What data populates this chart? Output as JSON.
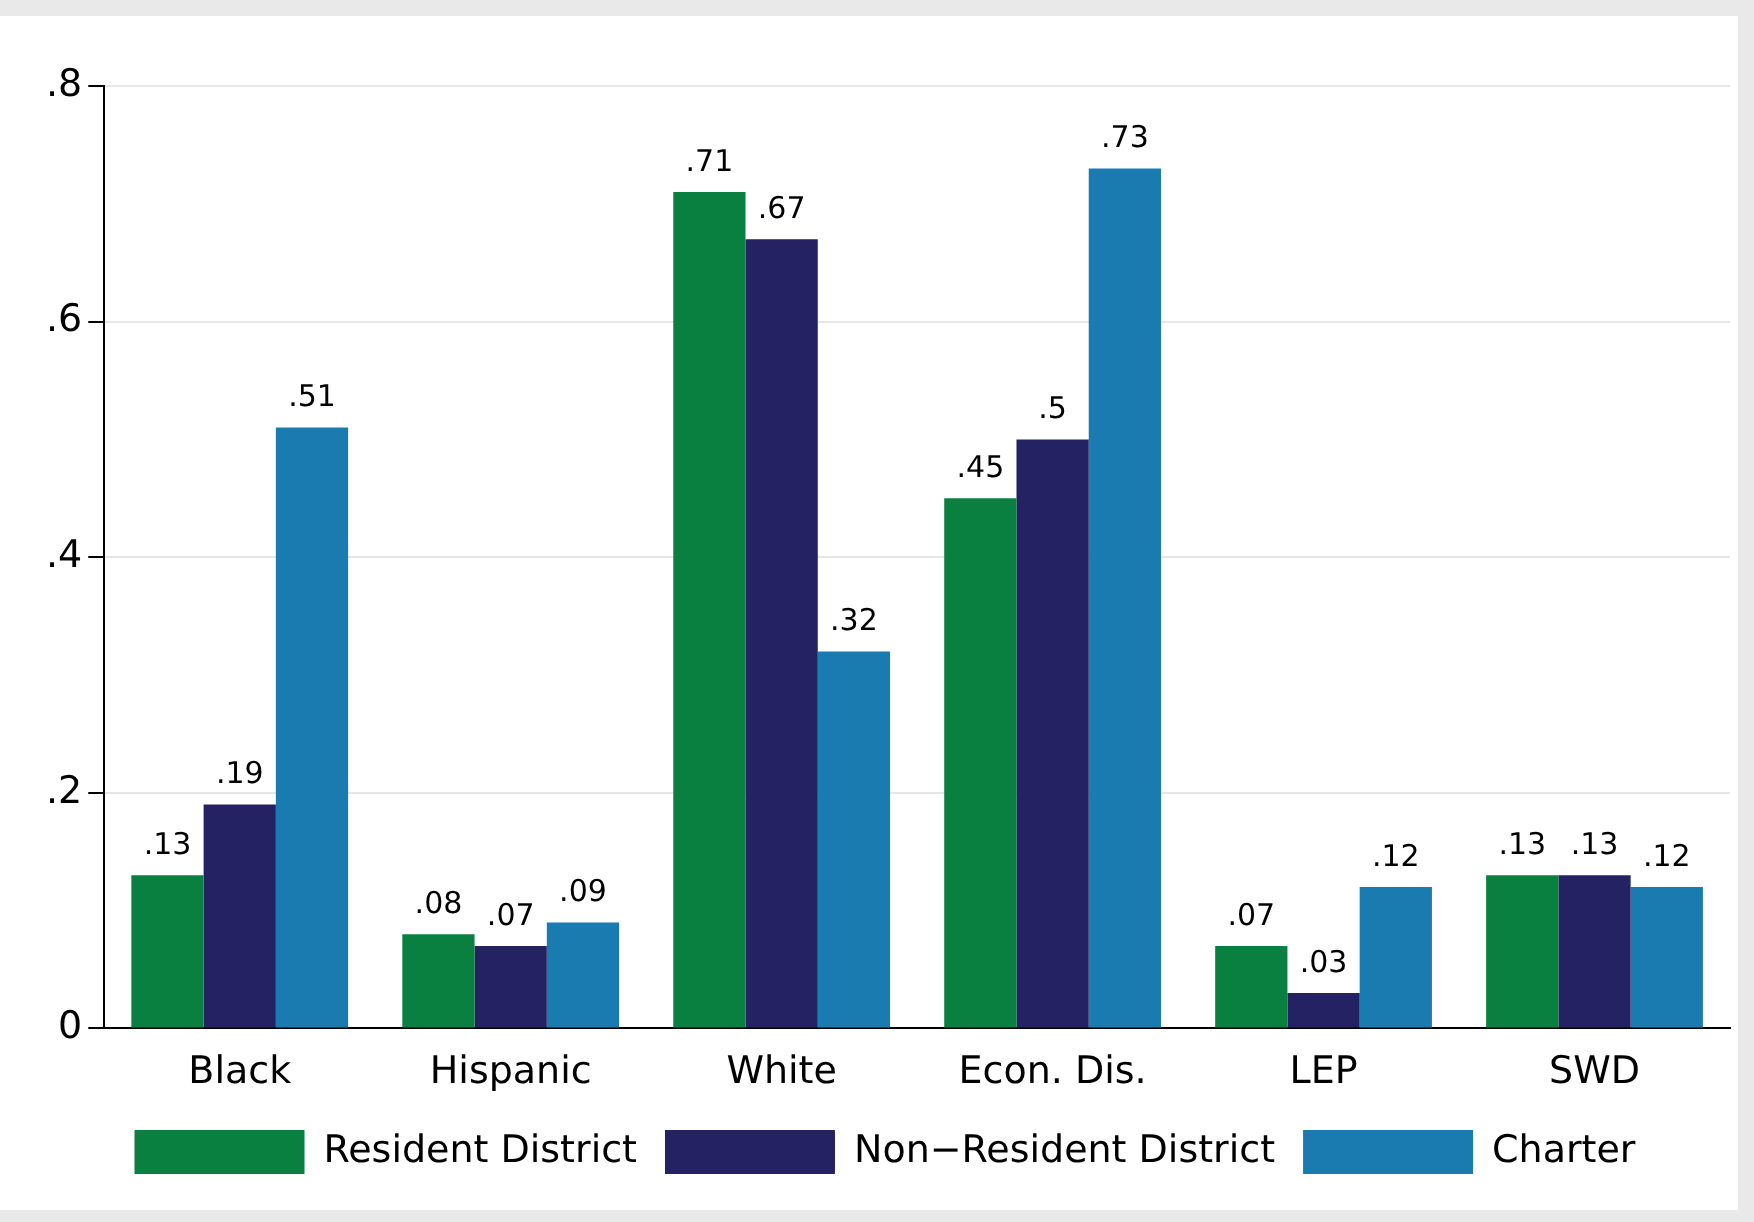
{
  "chart_data": {
    "type": "bar",
    "categories": [
      "Black",
      "Hispanic",
      "White",
      "Econ. Dis.",
      "LEP",
      "SWD"
    ],
    "series": [
      {
        "name": "Resident District",
        "color": "#0a8040",
        "values": [
          0.13,
          0.08,
          0.71,
          0.45,
          0.07,
          0.13
        ],
        "value_labels": [
          ".13",
          ".08",
          ".71",
          ".45",
          ".07",
          ".13"
        ]
      },
      {
        "name": "Non−Resident District",
        "color": "#252264",
        "values": [
          0.19,
          0.07,
          0.67,
          0.5,
          0.03,
          0.13
        ],
        "value_labels": [
          ".19",
          ".07",
          ".67",
          ".5",
          ".03",
          ".13"
        ]
      },
      {
        "name": "Charter",
        "color": "#1a7bb0",
        "values": [
          0.51,
          0.09,
          0.32,
          0.73,
          0.12,
          0.12
        ],
        "value_labels": [
          ".51",
          ".09",
          ".32",
          ".73",
          ".12",
          ".12"
        ]
      }
    ],
    "ylim": [
      0,
      0.8
    ],
    "yticks": [
      {
        "value": 0,
        "label": "0"
      },
      {
        "value": 0.2,
        "label": ".2"
      },
      {
        "value": 0.4,
        "label": ".4"
      },
      {
        "value": 0.6,
        "label": ".6"
      },
      {
        "value": 0.8,
        "label": ".8"
      }
    ],
    "grid": "y",
    "legend": "bottom"
  }
}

____________

TASK PROMPT:
In the records above, locate the lines holding the word "color". Copy each of them.

RESULT OF THE TASK:
        "color": "#0a8040",
        "color": "#252264",
        "color": "#1a7bb0",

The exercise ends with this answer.